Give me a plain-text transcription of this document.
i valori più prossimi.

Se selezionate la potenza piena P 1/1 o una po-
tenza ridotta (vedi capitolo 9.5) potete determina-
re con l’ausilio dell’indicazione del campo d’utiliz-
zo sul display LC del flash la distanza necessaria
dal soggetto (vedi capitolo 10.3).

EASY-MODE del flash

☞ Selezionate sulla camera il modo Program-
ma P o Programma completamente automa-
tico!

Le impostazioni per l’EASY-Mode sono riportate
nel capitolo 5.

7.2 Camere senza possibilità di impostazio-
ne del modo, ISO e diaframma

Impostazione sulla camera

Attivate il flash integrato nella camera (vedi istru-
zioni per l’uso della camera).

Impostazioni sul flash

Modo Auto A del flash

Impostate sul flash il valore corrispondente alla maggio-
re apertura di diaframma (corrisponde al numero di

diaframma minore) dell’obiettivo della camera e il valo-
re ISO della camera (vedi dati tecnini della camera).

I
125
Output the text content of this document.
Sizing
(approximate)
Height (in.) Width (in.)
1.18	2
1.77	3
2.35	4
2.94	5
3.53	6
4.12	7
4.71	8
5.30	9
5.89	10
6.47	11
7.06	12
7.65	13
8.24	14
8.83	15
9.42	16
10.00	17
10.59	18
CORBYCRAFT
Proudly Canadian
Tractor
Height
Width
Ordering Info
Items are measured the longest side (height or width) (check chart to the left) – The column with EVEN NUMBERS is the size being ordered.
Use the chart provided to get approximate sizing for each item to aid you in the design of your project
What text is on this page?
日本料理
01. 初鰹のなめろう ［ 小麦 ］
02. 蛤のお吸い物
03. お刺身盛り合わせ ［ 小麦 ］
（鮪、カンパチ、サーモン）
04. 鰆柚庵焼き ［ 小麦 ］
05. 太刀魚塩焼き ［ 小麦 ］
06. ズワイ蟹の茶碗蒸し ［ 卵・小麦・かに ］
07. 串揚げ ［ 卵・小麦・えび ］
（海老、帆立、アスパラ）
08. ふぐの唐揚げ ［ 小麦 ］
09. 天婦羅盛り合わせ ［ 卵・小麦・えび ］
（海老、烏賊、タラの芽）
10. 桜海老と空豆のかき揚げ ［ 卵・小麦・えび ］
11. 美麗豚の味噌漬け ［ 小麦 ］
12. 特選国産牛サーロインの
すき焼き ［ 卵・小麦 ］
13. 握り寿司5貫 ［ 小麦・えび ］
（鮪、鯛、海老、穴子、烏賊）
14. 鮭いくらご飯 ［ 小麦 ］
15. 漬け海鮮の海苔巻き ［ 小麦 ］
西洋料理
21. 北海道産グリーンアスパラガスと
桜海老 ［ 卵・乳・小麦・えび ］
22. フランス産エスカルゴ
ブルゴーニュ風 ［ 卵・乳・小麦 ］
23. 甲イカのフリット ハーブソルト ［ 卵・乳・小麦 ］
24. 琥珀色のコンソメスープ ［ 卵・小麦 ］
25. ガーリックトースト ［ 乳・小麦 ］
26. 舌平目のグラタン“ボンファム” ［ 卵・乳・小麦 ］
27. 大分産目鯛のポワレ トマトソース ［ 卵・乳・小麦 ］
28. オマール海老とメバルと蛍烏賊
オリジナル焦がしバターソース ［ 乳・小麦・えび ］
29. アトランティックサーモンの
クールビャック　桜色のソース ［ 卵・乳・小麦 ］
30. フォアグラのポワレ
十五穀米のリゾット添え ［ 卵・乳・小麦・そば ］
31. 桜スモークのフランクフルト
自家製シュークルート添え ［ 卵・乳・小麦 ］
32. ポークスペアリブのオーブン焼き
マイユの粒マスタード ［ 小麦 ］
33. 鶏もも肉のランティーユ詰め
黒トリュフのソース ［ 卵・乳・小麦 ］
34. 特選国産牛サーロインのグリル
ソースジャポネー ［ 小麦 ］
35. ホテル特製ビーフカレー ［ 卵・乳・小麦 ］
================================
* THE EXERCISE: Write out all of the records above exactly as they appear.

* ANSWER:
Give me a plain-text transcription of this document.
i valori più prossimi.

Se selezionate la potenza piena P 1/1 o una po-
tenza ridotta (vedi capitolo 9.5) potete determina-
re con l’ausilio dell’indicazione del campo d’utiliz-
zo sul display LC del flash la distanza necessaria
dal soggetto (vedi capitolo 10.3).

EASY-MODE del flash

☞ Selezionate sulla camera il modo Program-
ma P o Programma completamente automa-
tico!

Le impostazioni per l’EASY-Mode sono riportate
nel capitolo 5.

7.2 Camere senza possibilità di impostazio-
ne del modo, ISO e diaframma

Impostazione sulla camera

Attivate il flash integrato nella camera (vedi istru-
zioni per l’uso della camera).

Impostazioni sul flash

Modo Auto A del flash

Impostate sul flash il valore corrispondente alla maggio-
re apertura di diaframma (corrisponde al numero di

diaframma minore) dell’obiettivo della camera e il valo-
re ISO della camera (vedi dati tecnini della camera).

I
125
Output the text content of this document.
Sizing
(approximate)
Height (in.) Width (in.)
1.18	2
1.77	3
2.35	4
2.94	5
3.53	6
4.12	7
4.71	8
5.30	9
5.89	10
6.47	11
7.06	12
7.65	13
8.24	14
8.83	15
9.42	16
10.00	17
10.59	18
CORBYCRAFT
Proudly Canadian
Tractor
Height
Width
Ordering Info
Items are measured the longest side (height or width) (check chart to the left) – The column with EVEN NUMBERS is the size being ordered.
Use the chart provided to get approximate sizing for each item to aid you in the design of your project
What text is on this page?
日本料理
01. 初鰹のなめろう ［ 小麦 ］
02. 蛤のお吸い物
03. お刺身盛り合わせ ［ 小麦 ］
（鮪、カンパチ、サーモン）
04. 鰆柚庵焼き ［ 小麦 ］
05. 太刀魚塩焼き ［ 小麦 ］
06. ズワイ蟹の茶碗蒸し ［ 卵・小麦・かに ］
07. 串揚げ ［ 卵・小麦・えび ］
（海老、帆立、アスパラ）
08. ふぐの唐揚げ ［ 小麦 ］
09. 天婦羅盛り合わせ ［ 卵・小麦・えび ］
（海老、烏賊、タラの芽）
10. 桜海老と空豆のかき揚げ ［ 卵・小麦・えび ］
11. 美麗豚の味噌漬け ［ 小麦 ］
12. 特選国産牛サーロインの
すき焼き ［ 卵・小麦 ］
13. 握り寿司5貫 ［ 小麦・えび ］
（鮪、鯛、海老、穴子、烏賊）
14. 鮭いくらご飯 ［ 小麦 ］
15. 漬け海鮮の海苔巻き ［ 小麦 ］
西洋料理
21. 北海道産グリーンアスパラガスと
桜海老 ［ 卵・乳・小麦・えび ］
22. フランス産エスカルゴ
ブルゴーニュ風 ［ 卵・乳・小麦 ］
23. 甲イカのフリット ハーブソルト ［ 卵・乳・小麦 ］
24. 琥珀色のコンソメスープ ［ 卵・小麦 ］
25. ガーリックトースト ［ 乳・小麦 ］
26. 舌平目のグラタン“ボンファム” ［ 卵・乳・小麦 ］
27. 大分産目鯛のポワレ トマトソース ［ 卵・乳・小麦 ］
28. オマール海老とメバルと蛍烏賊
オリジナル焦がしバターソース ［ 乳・小麦・えび ］
29. アトランティックサーモンの
クールビャック　桜色のソース ［ 卵・乳・小麦 ］
30. フォアグラのポワレ
十五穀米のリゾット添え ［ 卵・乳・小麦・そば ］
31. 桜スモークのフランクフルト
自家製シュークルート添え ［ 卵・乳・小麦 ］
32. ポークスペアリブのオーブン焼き
マイユの粒マスタード ［ 小麦 ］
33. 鶏もも肉のランティーユ詰め
黒トリュフのソース ［ 卵・乳・小麦 ］
34. 特選国産牛サーロインのグリル
ソースジャポネー ［ 小麦 ］
35. ホテル特製ビーフカレー ［ 卵・乳・小麦 ］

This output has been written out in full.